**Recorded data:**
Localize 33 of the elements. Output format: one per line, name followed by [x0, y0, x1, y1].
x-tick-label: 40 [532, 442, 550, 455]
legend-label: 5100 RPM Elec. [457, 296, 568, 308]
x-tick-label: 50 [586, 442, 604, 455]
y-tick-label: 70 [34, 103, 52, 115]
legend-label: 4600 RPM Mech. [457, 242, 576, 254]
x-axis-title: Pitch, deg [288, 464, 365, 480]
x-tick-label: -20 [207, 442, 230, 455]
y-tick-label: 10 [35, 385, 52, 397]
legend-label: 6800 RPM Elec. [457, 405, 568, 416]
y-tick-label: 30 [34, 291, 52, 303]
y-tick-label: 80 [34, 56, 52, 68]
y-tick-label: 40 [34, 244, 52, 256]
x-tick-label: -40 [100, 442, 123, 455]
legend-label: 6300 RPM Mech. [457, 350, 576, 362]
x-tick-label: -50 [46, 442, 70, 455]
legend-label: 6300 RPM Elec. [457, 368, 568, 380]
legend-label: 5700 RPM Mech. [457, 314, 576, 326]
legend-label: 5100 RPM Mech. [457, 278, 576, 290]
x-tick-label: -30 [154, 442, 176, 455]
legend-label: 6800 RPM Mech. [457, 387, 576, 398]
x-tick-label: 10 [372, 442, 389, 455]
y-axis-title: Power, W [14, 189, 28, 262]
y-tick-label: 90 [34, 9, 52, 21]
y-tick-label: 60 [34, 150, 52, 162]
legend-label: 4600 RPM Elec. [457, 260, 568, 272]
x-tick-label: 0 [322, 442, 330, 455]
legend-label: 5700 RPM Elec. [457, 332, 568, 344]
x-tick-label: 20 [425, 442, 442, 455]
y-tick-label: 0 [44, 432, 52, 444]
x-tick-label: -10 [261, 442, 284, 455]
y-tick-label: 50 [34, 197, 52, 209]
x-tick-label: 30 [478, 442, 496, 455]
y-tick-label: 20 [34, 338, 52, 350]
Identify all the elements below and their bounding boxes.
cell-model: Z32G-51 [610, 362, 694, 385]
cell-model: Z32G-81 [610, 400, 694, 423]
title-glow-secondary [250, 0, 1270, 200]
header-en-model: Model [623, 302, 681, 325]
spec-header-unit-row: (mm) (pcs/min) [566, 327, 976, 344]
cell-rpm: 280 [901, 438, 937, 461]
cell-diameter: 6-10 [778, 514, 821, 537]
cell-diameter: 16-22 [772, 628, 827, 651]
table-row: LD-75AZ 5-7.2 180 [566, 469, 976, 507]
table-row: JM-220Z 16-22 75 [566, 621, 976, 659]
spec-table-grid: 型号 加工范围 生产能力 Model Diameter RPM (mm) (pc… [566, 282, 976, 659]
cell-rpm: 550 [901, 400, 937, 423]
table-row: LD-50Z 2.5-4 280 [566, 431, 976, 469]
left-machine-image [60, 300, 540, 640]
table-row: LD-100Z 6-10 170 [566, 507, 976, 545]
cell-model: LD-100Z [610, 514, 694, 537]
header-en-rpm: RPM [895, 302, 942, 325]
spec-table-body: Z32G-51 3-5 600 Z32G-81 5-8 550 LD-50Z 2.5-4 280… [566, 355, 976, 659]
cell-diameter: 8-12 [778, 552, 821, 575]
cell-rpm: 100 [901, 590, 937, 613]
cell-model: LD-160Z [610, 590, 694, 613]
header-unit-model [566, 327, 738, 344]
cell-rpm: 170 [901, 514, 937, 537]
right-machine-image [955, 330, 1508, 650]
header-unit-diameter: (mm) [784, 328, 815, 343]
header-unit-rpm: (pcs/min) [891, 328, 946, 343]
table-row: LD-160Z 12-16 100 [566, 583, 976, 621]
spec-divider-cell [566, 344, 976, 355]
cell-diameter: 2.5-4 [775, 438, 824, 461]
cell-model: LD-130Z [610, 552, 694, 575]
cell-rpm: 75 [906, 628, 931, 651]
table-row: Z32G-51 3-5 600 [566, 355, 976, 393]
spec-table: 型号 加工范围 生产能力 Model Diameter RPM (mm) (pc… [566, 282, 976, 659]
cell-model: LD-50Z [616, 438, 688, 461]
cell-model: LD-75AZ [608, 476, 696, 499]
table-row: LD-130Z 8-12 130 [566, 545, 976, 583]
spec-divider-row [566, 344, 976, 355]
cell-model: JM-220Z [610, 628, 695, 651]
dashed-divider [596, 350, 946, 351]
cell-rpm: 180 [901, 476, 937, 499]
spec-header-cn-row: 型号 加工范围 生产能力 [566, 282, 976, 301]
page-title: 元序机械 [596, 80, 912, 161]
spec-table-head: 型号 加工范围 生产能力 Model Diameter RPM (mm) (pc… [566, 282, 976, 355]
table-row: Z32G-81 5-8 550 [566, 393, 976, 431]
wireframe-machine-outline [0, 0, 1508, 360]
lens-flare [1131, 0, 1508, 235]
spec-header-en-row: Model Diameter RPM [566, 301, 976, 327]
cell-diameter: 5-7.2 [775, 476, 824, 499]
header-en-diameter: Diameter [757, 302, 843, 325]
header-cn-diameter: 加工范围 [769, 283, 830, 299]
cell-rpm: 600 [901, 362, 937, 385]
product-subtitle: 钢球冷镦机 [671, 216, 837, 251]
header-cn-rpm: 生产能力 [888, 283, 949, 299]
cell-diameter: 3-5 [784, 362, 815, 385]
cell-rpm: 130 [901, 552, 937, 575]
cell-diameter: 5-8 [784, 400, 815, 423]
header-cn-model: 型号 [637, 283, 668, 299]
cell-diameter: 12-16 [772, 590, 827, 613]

**Work to complete:** Which lines in the records above contain the string "Mech", counting case? Pick out every such line.

**The answer:**
legend-label: 4600 RPM Mech. [457, 242, 576, 254]
legend-label: 6300 RPM Mech. [457, 350, 576, 362]
legend-label: 5700 RPM Mech. [457, 314, 576, 326]
legend-label: 5100 RPM Mech. [457, 278, 576, 290]
legend-label: 6800 RPM Mech. [457, 387, 576, 398]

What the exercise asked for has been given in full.